Short exercise:
In the data below, find every line that has the string "label", and copy it.

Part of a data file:
---
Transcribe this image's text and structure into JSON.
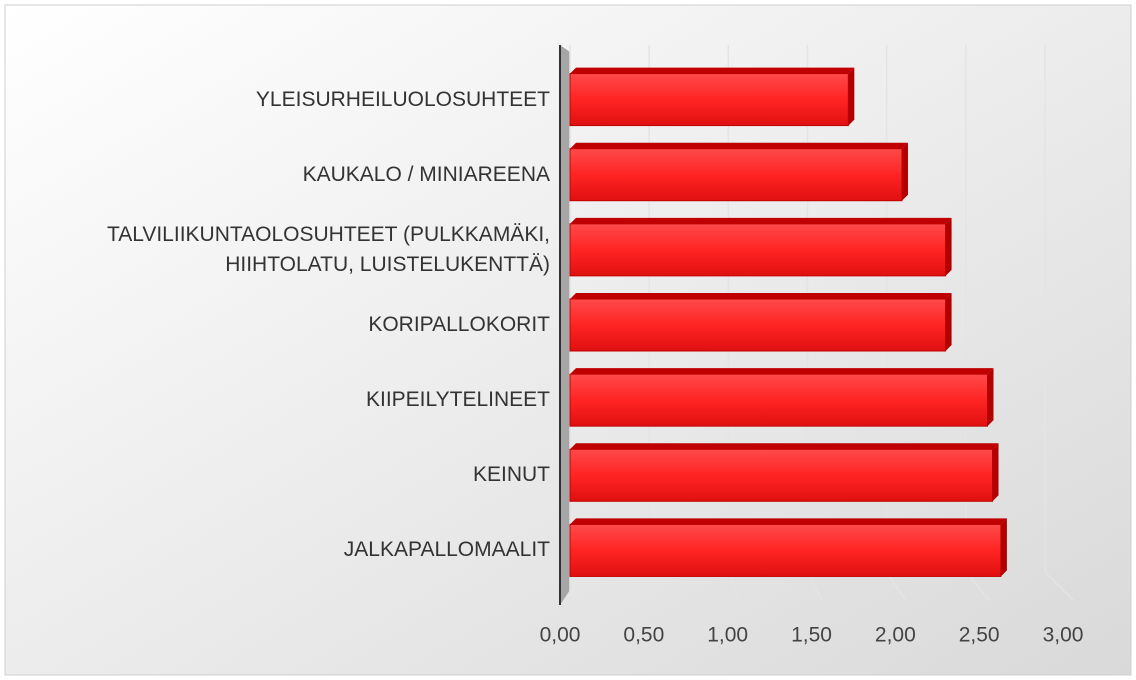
{
  "chart_data": {
    "type": "bar",
    "orientation": "horizontal",
    "categories": [
      "YLEISURHEILUOLOSUHTEET",
      "KAUKALO / MINIAREENA",
      "TALVILIIKUNTAOLOSUHTEET (PULKKAMÄKI, HIIHTOLATU, LUISTELUKENTTÄ)",
      "KORIPALLOKORIT",
      "KIIPEILYTELINEET",
      "KEINUT",
      "JALKAPALLOMAALIT"
    ],
    "values": [
      1.66,
      1.98,
      2.24,
      2.24,
      2.49,
      2.52,
      2.57
    ],
    "color": "#ff2a2a",
    "xlim": [
      0,
      3
    ],
    "xticks": [
      {
        "value": 0,
        "label": "0,00"
      },
      {
        "value": 0.5,
        "label": "0,50"
      },
      {
        "value": 1,
        "label": "1,00"
      },
      {
        "value": 1.5,
        "label": "1,50"
      },
      {
        "value": 2,
        "label": "2,00"
      },
      {
        "value": 2.5,
        "label": "2,50"
      },
      {
        "value": 3,
        "label": "3,00"
      }
    ],
    "grid": true
  }
}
---
Worked solution:
        "label": "0,00"
        "label": "0,50"
        "label": "1,00"
        "label": "1,50"
        "label": "2,00"
        "label": "2,50"
        "label": "3,00"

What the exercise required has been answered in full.